** BEGIN Task inputs **

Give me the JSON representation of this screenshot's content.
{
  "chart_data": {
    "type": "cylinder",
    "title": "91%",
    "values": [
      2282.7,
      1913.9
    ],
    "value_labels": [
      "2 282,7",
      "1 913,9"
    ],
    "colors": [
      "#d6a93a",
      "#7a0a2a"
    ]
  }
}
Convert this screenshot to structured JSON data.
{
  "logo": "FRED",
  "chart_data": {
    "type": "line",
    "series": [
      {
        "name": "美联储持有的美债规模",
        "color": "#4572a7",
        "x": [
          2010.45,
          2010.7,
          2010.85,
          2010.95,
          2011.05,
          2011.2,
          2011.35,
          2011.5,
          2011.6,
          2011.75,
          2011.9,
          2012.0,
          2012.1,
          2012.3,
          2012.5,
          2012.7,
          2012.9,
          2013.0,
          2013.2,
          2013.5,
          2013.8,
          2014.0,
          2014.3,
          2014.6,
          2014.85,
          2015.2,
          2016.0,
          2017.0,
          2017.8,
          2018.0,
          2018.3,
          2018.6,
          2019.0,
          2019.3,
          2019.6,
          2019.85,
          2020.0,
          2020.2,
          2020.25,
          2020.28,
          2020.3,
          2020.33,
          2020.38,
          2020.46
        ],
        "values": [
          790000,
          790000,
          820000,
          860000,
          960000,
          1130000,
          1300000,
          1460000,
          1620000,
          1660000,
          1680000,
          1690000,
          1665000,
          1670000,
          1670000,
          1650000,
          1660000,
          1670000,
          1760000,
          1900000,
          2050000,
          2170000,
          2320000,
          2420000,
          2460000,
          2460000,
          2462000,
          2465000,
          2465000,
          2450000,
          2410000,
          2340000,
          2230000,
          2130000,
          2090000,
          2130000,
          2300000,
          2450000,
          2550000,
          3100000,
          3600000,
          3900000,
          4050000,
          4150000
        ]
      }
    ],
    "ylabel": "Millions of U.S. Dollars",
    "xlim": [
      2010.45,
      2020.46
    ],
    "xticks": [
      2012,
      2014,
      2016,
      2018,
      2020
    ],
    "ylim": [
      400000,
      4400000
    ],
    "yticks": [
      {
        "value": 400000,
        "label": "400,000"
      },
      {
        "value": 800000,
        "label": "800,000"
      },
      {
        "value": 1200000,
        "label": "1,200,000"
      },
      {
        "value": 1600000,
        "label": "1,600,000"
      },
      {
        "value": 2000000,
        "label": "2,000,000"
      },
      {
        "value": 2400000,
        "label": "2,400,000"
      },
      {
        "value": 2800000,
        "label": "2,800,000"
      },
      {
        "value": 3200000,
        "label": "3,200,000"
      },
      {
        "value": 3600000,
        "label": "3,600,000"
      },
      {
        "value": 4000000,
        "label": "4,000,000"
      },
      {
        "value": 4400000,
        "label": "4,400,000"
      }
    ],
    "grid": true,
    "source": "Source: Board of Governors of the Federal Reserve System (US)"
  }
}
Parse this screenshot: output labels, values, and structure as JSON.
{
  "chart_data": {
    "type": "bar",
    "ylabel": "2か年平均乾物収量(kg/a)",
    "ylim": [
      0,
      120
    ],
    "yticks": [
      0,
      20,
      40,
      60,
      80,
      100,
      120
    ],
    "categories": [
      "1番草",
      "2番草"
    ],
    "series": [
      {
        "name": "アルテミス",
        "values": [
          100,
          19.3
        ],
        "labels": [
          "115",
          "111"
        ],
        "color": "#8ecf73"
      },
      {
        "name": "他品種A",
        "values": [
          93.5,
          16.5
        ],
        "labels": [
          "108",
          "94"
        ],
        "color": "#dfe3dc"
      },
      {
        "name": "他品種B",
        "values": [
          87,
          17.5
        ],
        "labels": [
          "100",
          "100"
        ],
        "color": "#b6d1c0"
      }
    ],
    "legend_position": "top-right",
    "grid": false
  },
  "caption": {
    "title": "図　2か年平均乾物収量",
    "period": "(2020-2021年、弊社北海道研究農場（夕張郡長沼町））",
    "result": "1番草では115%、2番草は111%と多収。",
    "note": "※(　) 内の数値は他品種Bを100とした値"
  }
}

** END Task inputs **

**Objective:**
Extract each entry in full and write it down exactly.

**Solution:**
Give me the JSON representation of this screenshot's content.
{
  "chart_data": {
    "type": "cylinder",
    "title": "91%",
    "values": [
      2282.7,
      1913.9
    ],
    "value_labels": [
      "2 282,7",
      "1 913,9"
    ],
    "colors": [
      "#d6a93a",
      "#7a0a2a"
    ]
  }
}
Convert this screenshot to structured JSON data.
{
  "logo": "FRED",
  "chart_data": {
    "type": "line",
    "series": [
      {
        "name": "美联储持有的美债规模",
        "color": "#4572a7",
        "x": [
          2010.45,
          2010.7,
          2010.85,
          2010.95,
          2011.05,
          2011.2,
          2011.35,
          2011.5,
          2011.6,
          2011.75,
          2011.9,
          2012.0,
          2012.1,
          2012.3,
          2012.5,
          2012.7,
          2012.9,
          2013.0,
          2013.2,
          2013.5,
          2013.8,
          2014.0,
          2014.3,
          2014.6,
          2014.85,
          2015.2,
          2016.0,
          2017.0,
          2017.8,
          2018.0,
          2018.3,
          2018.6,
          2019.0,
          2019.3,
          2019.6,
          2019.85,
          2020.0,
          2020.2,
          2020.25,
          2020.28,
          2020.3,
          2020.33,
          2020.38,
          2020.46
        ],
        "values": [
          790000,
          790000,
          820000,
          860000,
          960000,
          1130000,
          1300000,
          1460000,
          1620000,
          1660000,
          1680000,
          1690000,
          1665000,
          1670000,
          1670000,
          1650000,
          1660000,
          1670000,
          1760000,
          1900000,
          2050000,
          2170000,
          2320000,
          2420000,
          2460000,
          2460000,
          2462000,
          2465000,
          2465000,
          2450000,
          2410000,
          2340000,
          2230000,
          2130000,
          2090000,
          2130000,
          2300000,
          2450000,
          2550000,
          3100000,
          3600000,
          3900000,
          4050000,
          4150000
        ]
      }
    ],
    "ylabel": "Millions of U.S. Dollars",
    "xlim": [
      2010.45,
      2020.46
    ],
    "xticks": [
      2012,
      2014,
      2016,
      2018,
      2020
    ],
    "ylim": [
      400000,
      4400000
    ],
    "yticks": [
      {
        "value": 400000,
        "label": "400,000"
      },
      {
        "value": 800000,
        "label": "800,000"
      },
      {
        "value": 1200000,
        "label": "1,200,000"
      },
      {
        "value": 1600000,
        "label": "1,600,000"
      },
      {
        "value": 2000000,
        "label": "2,000,000"
      },
      {
        "value": 2400000,
        "label": "2,400,000"
      },
      {
        "value": 2800000,
        "label": "2,800,000"
      },
      {
        "value": 3200000,
        "label": "3,200,000"
      },
      {
        "value": 3600000,
        "label": "3,600,000"
      },
      {
        "value": 4000000,
        "label": "4,000,000"
      },
      {
        "value": 4400000,
        "label": "4,400,000"
      }
    ],
    "grid": true,
    "source": "Source: Board of Governors of the Federal Reserve System (US)"
  }
}
Parse this screenshot: output labels, values, and structure as JSON.
{
  "chart_data": {
    "type": "bar",
    "ylabel": "2か年平均乾物収量(kg/a)",
    "ylim": [
      0,
      120
    ],
    "yticks": [
      0,
      20,
      40,
      60,
      80,
      100,
      120
    ],
    "categories": [
      "1番草",
      "2番草"
    ],
    "series": [
      {
        "name": "アルテミス",
        "values": [
          100,
          19.3
        ],
        "labels": [
          "115",
          "111"
        ],
        "color": "#8ecf73"
      },
      {
        "name": "他品種A",
        "values": [
          93.5,
          16.5
        ],
        "labels": [
          "108",
          "94"
        ],
        "color": "#dfe3dc"
      },
      {
        "name": "他品種B",
        "values": [
          87,
          17.5
        ],
        "labels": [
          "100",
          "100"
        ],
        "color": "#b6d1c0"
      }
    ],
    "legend_position": "top-right",
    "grid": false
  },
  "caption": {
    "title": "図　2か年平均乾物収量",
    "period": "(2020-2021年、弊社北海道研究農場（夕張郡長沼町））",
    "result": "1番草では115%、2番草は111%と多収。",
    "note": "※(　) 内の数値は他品種Bを100とした値"
  }
}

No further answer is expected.